[Figure dataset records]

▼

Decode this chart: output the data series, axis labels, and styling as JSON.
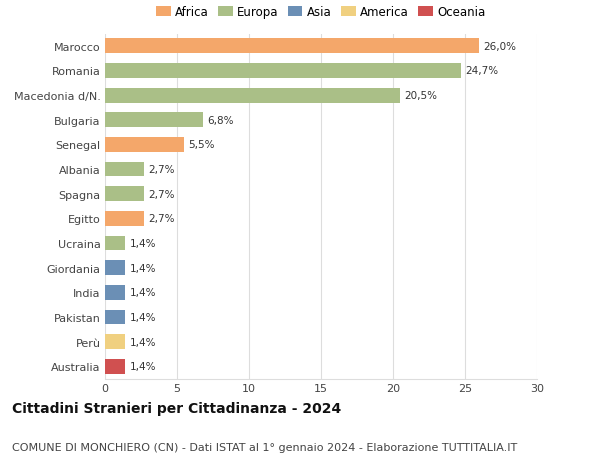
{
  "categories": [
    "Marocco",
    "Romania",
    "Macedonia d/N.",
    "Bulgaria",
    "Senegal",
    "Albania",
    "Spagna",
    "Egitto",
    "Ucraina",
    "Giordania",
    "India",
    "Pakistan",
    "Perù",
    "Australia"
  ],
  "values": [
    26.0,
    24.7,
    20.5,
    6.8,
    5.5,
    2.7,
    2.7,
    2.7,
    1.4,
    1.4,
    1.4,
    1.4,
    1.4,
    1.4
  ],
  "labels": [
    "26,0%",
    "24,7%",
    "20,5%",
    "6,8%",
    "5,5%",
    "2,7%",
    "2,7%",
    "2,7%",
    "1,4%",
    "1,4%",
    "1,4%",
    "1,4%",
    "1,4%",
    "1,4%"
  ],
  "continent_colors": {
    "Africa": "#F4A76A",
    "Europa": "#AABF87",
    "Asia": "#6B8FB5",
    "America": "#F0D080",
    "Oceania": "#D05050"
  },
  "bar_colors": [
    "#F4A76A",
    "#AABF87",
    "#AABF87",
    "#AABF87",
    "#F4A76A",
    "#AABF87",
    "#AABF87",
    "#F4A76A",
    "#AABF87",
    "#6B8FB5",
    "#6B8FB5",
    "#6B8FB5",
    "#F0D080",
    "#D05050"
  ],
  "xlim": [
    0,
    30
  ],
  "xticks": [
    0,
    5,
    10,
    15,
    20,
    25,
    30
  ],
  "title": "Cittadini Stranieri per Cittadinanza - 2024",
  "subtitle": "COMUNE DI MONCHIERO (CN) - Dati ISTAT al 1° gennaio 2024 - Elaborazione TUTTITALIA.IT",
  "background_color": "#ffffff",
  "grid_color": "#dddddd",
  "legend_entries": [
    "Africa",
    "Europa",
    "Asia",
    "America",
    "Oceania"
  ],
  "title_fontsize": 10,
  "subtitle_fontsize": 8,
  "label_fontsize": 7.5,
  "tick_fontsize": 8,
  "legend_fontsize": 8.5
}
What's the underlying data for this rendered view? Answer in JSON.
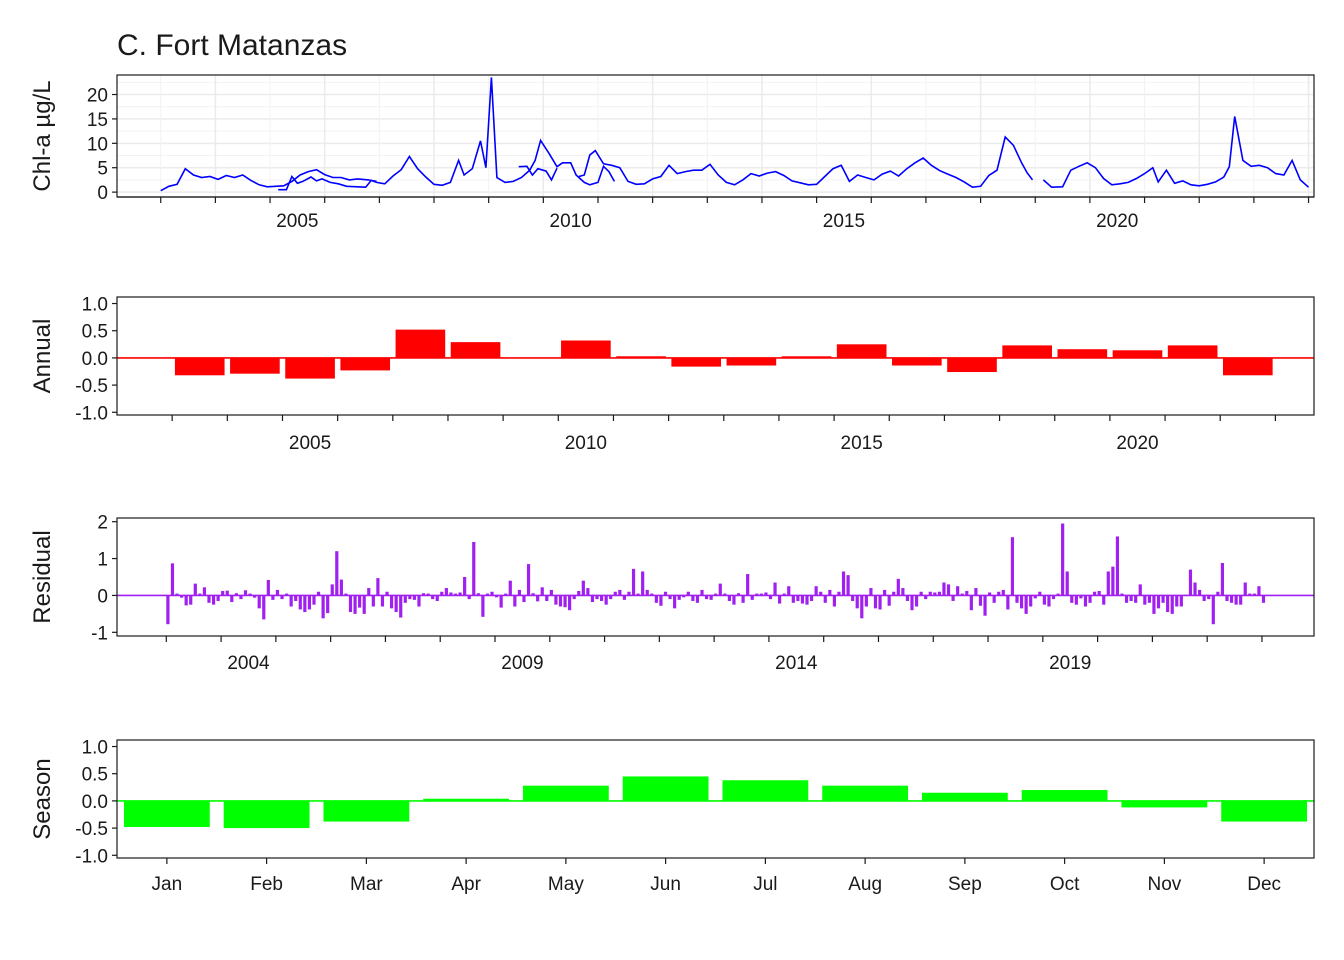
{
  "title": "C. Fort Matanzas",
  "colors": {
    "raw": "#0000ff",
    "annual": "#ff0000",
    "residual": "#a020f0",
    "season": "#00ff00"
  },
  "chart_data": [
    {
      "type": "line",
      "ylabel": "Chl-a µg/L",
      "xlabel": "",
      "ylim": [
        -1,
        24
      ],
      "yticks": [
        "0",
        "5",
        "10",
        "15",
        "20"
      ],
      "xlim": [
        2002.2,
        2024.1
      ],
      "xticks": [
        "2005",
        "2010",
        "2015",
        "2020"
      ],
      "grid": true,
      "series": [
        {
          "segments": [
            [
              [
                2003.0,
                0.3
              ],
              [
                2003.15,
                1.2
              ],
              [
                2003.3,
                1.6
              ],
              [
                2003.45,
                4.8
              ],
              [
                2003.6,
                3.5
              ],
              [
                2003.75,
                3.0
              ],
              [
                2003.9,
                3.2
              ],
              [
                2004.05,
                2.6
              ],
              [
                2004.2,
                3.4
              ],
              [
                2004.35,
                3.0
              ],
              [
                2004.5,
                3.5
              ],
              [
                2004.65,
                2.4
              ],
              [
                2004.8,
                1.5
              ],
              [
                2004.95,
                1.1
              ],
              [
                2005.1,
                1.2
              ],
              [
                2005.25,
                1.3
              ],
              [
                2005.4,
                2.2
              ],
              [
                2005.55,
                3.5
              ],
              [
                2005.7,
                4.2
              ],
              [
                2005.85,
                4.6
              ],
              [
                2006.0,
                3.6
              ],
              [
                2006.15,
                3.0
              ],
              [
                2006.3,
                3.0
              ],
              [
                2006.45,
                2.5
              ],
              [
                2006.6,
                2.7
              ],
              [
                2006.8,
                2.5
              ],
              [
                2006.95,
                2.2
              ]
            ],
            [
              [
                2005.15,
                0.5
              ],
              [
                2005.3,
                0.5
              ],
              [
                2005.4,
                3.2
              ],
              [
                2005.5,
                1.8
              ],
              [
                2005.6,
                2.2
              ],
              [
                2005.75,
                3.1
              ],
              [
                2005.85,
                2.3
              ],
              [
                2005.95,
                2.7
              ],
              [
                2006.1,
                2.0
              ],
              [
                2006.25,
                1.7
              ],
              [
                2006.4,
                1.2
              ],
              [
                2006.6,
                1.1
              ],
              [
                2006.75,
                1.0
              ],
              [
                2006.85,
                2.4
              ],
              [
                2006.95,
                2.0
              ],
              [
                2007.1,
                1.7
              ],
              [
                2007.25,
                3.3
              ],
              [
                2007.4,
                4.6
              ],
              [
                2007.55,
                7.3
              ],
              [
                2007.7,
                4.8
              ],
              [
                2007.85,
                3.1
              ],
              [
                2008.0,
                1.6
              ],
              [
                2008.15,
                1.4
              ],
              [
                2008.3,
                2.0
              ],
              [
                2008.45,
                6.5
              ],
              [
                2008.55,
                3.5
              ],
              [
                2008.7,
                4.8
              ],
              [
                2008.85,
                10.5
              ],
              [
                2008.95,
                5.0
              ],
              [
                2009.05,
                23.5
              ],
              [
                2009.15,
                3.0
              ],
              [
                2009.3,
                2.0
              ],
              [
                2009.45,
                2.2
              ],
              [
                2009.6,
                3.0
              ],
              [
                2009.75,
                4.5
              ],
              [
                2009.85,
                6.5
              ],
              [
                2009.95,
                10.6
              ],
              [
                2010.1,
                8.0
              ],
              [
                2010.25,
                5.2
              ],
              [
                2010.35,
                6.0
              ],
              [
                2010.5,
                6.0
              ],
              [
                2010.6,
                3.5
              ],
              [
                2010.75,
                2.0
              ],
              [
                2010.85,
                1.5
              ],
              [
                2011.0,
                2.0
              ],
              [
                2011.1,
                5.3
              ],
              [
                2011.2,
                4.2
              ],
              [
                2011.3,
                2.2
              ]
            ],
            [
              [
                2009.55,
                5.2
              ],
              [
                2009.7,
                5.3
              ],
              [
                2009.8,
                3.5
              ],
              [
                2009.9,
                4.8
              ],
              [
                2010.05,
                4.3
              ],
              [
                2010.15,
                2.5
              ],
              [
                2010.25,
                4.9
              ]
            ],
            [
              [
                2010.65,
                3.2
              ],
              [
                2010.75,
                3.5
              ],
              [
                2010.85,
                7.6
              ],
              [
                2010.95,
                8.5
              ],
              [
                2011.1,
                5.8
              ],
              [
                2011.25,
                5.5
              ],
              [
                2011.4,
                5.0
              ],
              [
                2011.55,
                2.2
              ],
              [
                2011.7,
                1.6
              ],
              [
                2011.85,
                1.7
              ],
              [
                2012.0,
                2.7
              ],
              [
                2012.15,
                3.2
              ],
              [
                2012.3,
                5.5
              ],
              [
                2012.45,
                3.8
              ],
              [
                2012.6,
                4.2
              ],
              [
                2012.75,
                4.5
              ],
              [
                2012.9,
                4.5
              ],
              [
                2013.05,
                5.7
              ],
              [
                2013.2,
                3.5
              ],
              [
                2013.35,
                2.0
              ],
              [
                2013.5,
                1.5
              ],
              [
                2013.65,
                2.5
              ],
              [
                2013.8,
                3.8
              ],
              [
                2013.95,
                3.3
              ],
              [
                2014.1,
                3.9
              ],
              [
                2014.25,
                4.2
              ],
              [
                2014.4,
                3.4
              ],
              [
                2014.55,
                2.3
              ],
              [
                2014.7,
                1.9
              ],
              [
                2014.85,
                1.5
              ],
              [
                2015.0,
                1.6
              ],
              [
                2015.15,
                3.2
              ],
              [
                2015.3,
                4.8
              ],
              [
                2015.45,
                5.5
              ],
              [
                2015.6,
                2.2
              ],
              [
                2015.75,
                3.5
              ],
              [
                2015.9,
                3.0
              ],
              [
                2016.05,
                2.5
              ],
              [
                2016.2,
                3.7
              ],
              [
                2016.35,
                4.3
              ],
              [
                2016.5,
                3.3
              ],
              [
                2016.65,
                4.8
              ],
              [
                2016.8,
                6.0
              ],
              [
                2016.95,
                7.0
              ],
              [
                2017.1,
                5.5
              ],
              [
                2017.25,
                4.4
              ],
              [
                2017.4,
                3.7
              ],
              [
                2017.55,
                3.0
              ],
              [
                2017.7,
                2.1
              ],
              [
                2017.85,
                1.0
              ],
              [
                2018.0,
                1.2
              ],
              [
                2018.15,
                3.4
              ],
              [
                2018.3,
                4.5
              ],
              [
                2018.45,
                11.3
              ],
              [
                2018.6,
                9.6
              ],
              [
                2018.75,
                6.0
              ],
              [
                2018.85,
                4.0
              ],
              [
                2018.95,
                2.5
              ]
            ],
            [
              [
                2019.15,
                2.5
              ],
              [
                2019.3,
                1.0
              ],
              [
                2019.5,
                1.1
              ],
              [
                2019.65,
                4.5
              ],
              [
                2019.8,
                5.3
              ],
              [
                2019.95,
                6.0
              ],
              [
                2020.1,
                5.0
              ],
              [
                2020.25,
                2.8
              ],
              [
                2020.4,
                1.5
              ],
              [
                2020.55,
                1.7
              ],
              [
                2020.7,
                2.0
              ],
              [
                2020.85,
                2.8
              ],
              [
                2021.0,
                3.8
              ],
              [
                2021.15,
                5.0
              ],
              [
                2021.25,
                2.1
              ],
              [
                2021.4,
                4.5
              ],
              [
                2021.55,
                1.8
              ],
              [
                2021.7,
                2.3
              ],
              [
                2021.85,
                1.5
              ],
              [
                2022.0,
                1.3
              ],
              [
                2022.15,
                1.6
              ],
              [
                2022.3,
                2.1
              ],
              [
                2022.45,
                3.1
              ],
              [
                2022.55,
                5.2
              ],
              [
                2022.65,
                15.5
              ],
              [
                2022.8,
                6.5
              ],
              [
                2022.95,
                5.3
              ],
              [
                2023.1,
                5.5
              ],
              [
                2023.25,
                5.0
              ],
              [
                2023.4,
                3.8
              ],
              [
                2023.55,
                3.5
              ],
              [
                2023.7,
                6.5
              ],
              [
                2023.85,
                2.5
              ],
              [
                2024.0,
                1.0
              ]
            ]
          ]
        }
      ]
    },
    {
      "type": "bar",
      "ylabel": "Annual",
      "ylim": [
        -1.05,
        1.12
      ],
      "yticks": [
        "-1.0",
        "-0.5",
        "0.0",
        "0.5",
        "1.0"
      ],
      "xlim": [
        2002.0,
        2023.7
      ],
      "xticks": [
        "2005",
        "2010",
        "2015",
        "2020"
      ],
      "x": [
        2003,
        2004,
        2005,
        2006,
        2007,
        2008,
        2009,
        2010,
        2011,
        2012,
        2013,
        2014,
        2015,
        2016,
        2017,
        2018,
        2019,
        2020,
        2021,
        2022
      ],
      "values": [
        -0.32,
        -0.29,
        -0.38,
        -0.23,
        0.52,
        0.29,
        0.0,
        0.32,
        0.03,
        -0.16,
        -0.14,
        0.03,
        0.25,
        -0.14,
        -0.26,
        0.23,
        0.16,
        0.14,
        0.23,
        -0.32
      ]
    },
    {
      "type": "bar",
      "ylabel": "Residual",
      "ylim": [
        -1.1,
        2.1
      ],
      "yticks": [
        "-1",
        "0",
        "1",
        "2"
      ],
      "xlim": [
        2002.1,
        2023.95
      ],
      "xticks": [
        "2004",
        "2009",
        "2014",
        "2019"
      ],
      "x_start": 2003.0,
      "step": 0.08333,
      "values": [
        -0.78,
        0.87,
        0.05,
        -0.06,
        -0.27,
        -0.25,
        0.32,
        0.05,
        0.22,
        -0.2,
        -0.25,
        -0.15,
        0.12,
        0.13,
        -0.18,
        0.06,
        -0.1,
        0.14,
        0.05,
        -0.06,
        -0.35,
        -0.65,
        0.42,
        -0.12,
        0.15,
        -0.1,
        0.05,
        -0.3,
        -0.15,
        -0.38,
        -0.45,
        -0.38,
        -0.25,
        0.1,
        -0.62,
        -0.48,
        0.3,
        1.2,
        0.43,
        0.05,
        -0.45,
        -0.5,
        -0.33,
        -0.5,
        0.2,
        -0.3,
        0.47,
        -0.3,
        0.1,
        -0.35,
        -0.45,
        -0.6,
        -0.2,
        -0.1,
        -0.12,
        -0.3,
        0.06,
        0.05,
        -0.1,
        -0.15,
        0.1,
        0.2,
        0.08,
        0.05,
        0.08,
        0.5,
        -0.1,
        1.45,
        0.06,
        -0.58,
        0.05,
        0.1,
        -0.05,
        -0.33,
        0.05,
        0.4,
        -0.3,
        0.15,
        -0.18,
        0.85,
        0.06,
        -0.16,
        0.22,
        -0.15,
        0.15,
        -0.25,
        -0.3,
        -0.32,
        -0.4,
        -0.1,
        0.12,
        0.4,
        0.2,
        -0.18,
        -0.1,
        -0.15,
        -0.25,
        -0.1,
        0.1,
        0.15,
        -0.12,
        0.1,
        0.72,
        0.05,
        0.65,
        0.15,
        0.05,
        -0.2,
        -0.28,
        0.1,
        -0.1,
        -0.35,
        -0.12,
        -0.05,
        0.1,
        -0.15,
        -0.2,
        0.15,
        -0.1,
        -0.12,
        0.05,
        0.32,
        0.05,
        -0.15,
        -0.25,
        0.06,
        -0.2,
        0.58,
        -0.12,
        0.05,
        0.05,
        0.08,
        -0.1,
        0.35,
        -0.22,
        0.05,
        0.25,
        -0.2,
        -0.15,
        -0.22,
        -0.25,
        -0.15,
        0.25,
        0.1,
        -0.2,
        0.15,
        -0.3,
        0.1,
        0.65,
        0.55,
        -0.15,
        -0.35,
        -0.62,
        -0.3,
        0.2,
        -0.35,
        -0.38,
        0.15,
        -0.28,
        0.1,
        0.45,
        0.2,
        -0.15,
        -0.4,
        -0.3,
        0.1,
        -0.1,
        0.1,
        0.08,
        0.1,
        0.35,
        0.3,
        -0.15,
        0.25,
        0.05,
        0.12,
        -0.4,
        0.2,
        -0.28,
        -0.55,
        0.08,
        -0.2,
        0.1,
        0.15,
        -0.38,
        1.58,
        -0.2,
        -0.35,
        -0.5,
        -0.3,
        -0.08,
        0.1,
        -0.25,
        -0.3,
        -0.1,
        0.05,
        1.95,
        0.65,
        -0.2,
        -0.25,
        -0.08,
        -0.3,
        -0.2,
        0.1,
        0.12,
        -0.25,
        0.65,
        0.78,
        1.6,
        0.05,
        -0.2,
        -0.15,
        -0.2,
        0.3,
        -0.25,
        -0.2,
        -0.5,
        -0.35,
        -0.2,
        -0.45,
        -0.5,
        -0.3,
        -0.3,
        0.02,
        0.7,
        0.35,
        0.15,
        -0.15,
        -0.1,
        -0.78,
        0.1,
        0.88,
        -0.15,
        -0.2,
        -0.25,
        -0.25,
        0.35,
        0.05,
        0.05,
        0.25,
        -0.2
      ]
    },
    {
      "type": "bar",
      "ylabel": "Season",
      "ylim": [
        -1.05,
        1.12
      ],
      "yticks": [
        "-1.0",
        "-0.5",
        "0.0",
        "0.5",
        "1.0"
      ],
      "categories": [
        "Jan",
        "Feb",
        "Mar",
        "Apr",
        "May",
        "Jun",
        "Jul",
        "Aug",
        "Sep",
        "Oct",
        "Nov",
        "Dec"
      ],
      "values": [
        -0.48,
        -0.5,
        -0.38,
        0.04,
        0.28,
        0.45,
        0.38,
        0.28,
        0.15,
        0.2,
        -0.12,
        -0.38
      ]
    }
  ]
}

▲

Work instructions. Find the word "series" in the data and show each line that holds it.

Answer to the task.
Decode this chart: output the data series, axis labels, and styling as JSON.
      "series": [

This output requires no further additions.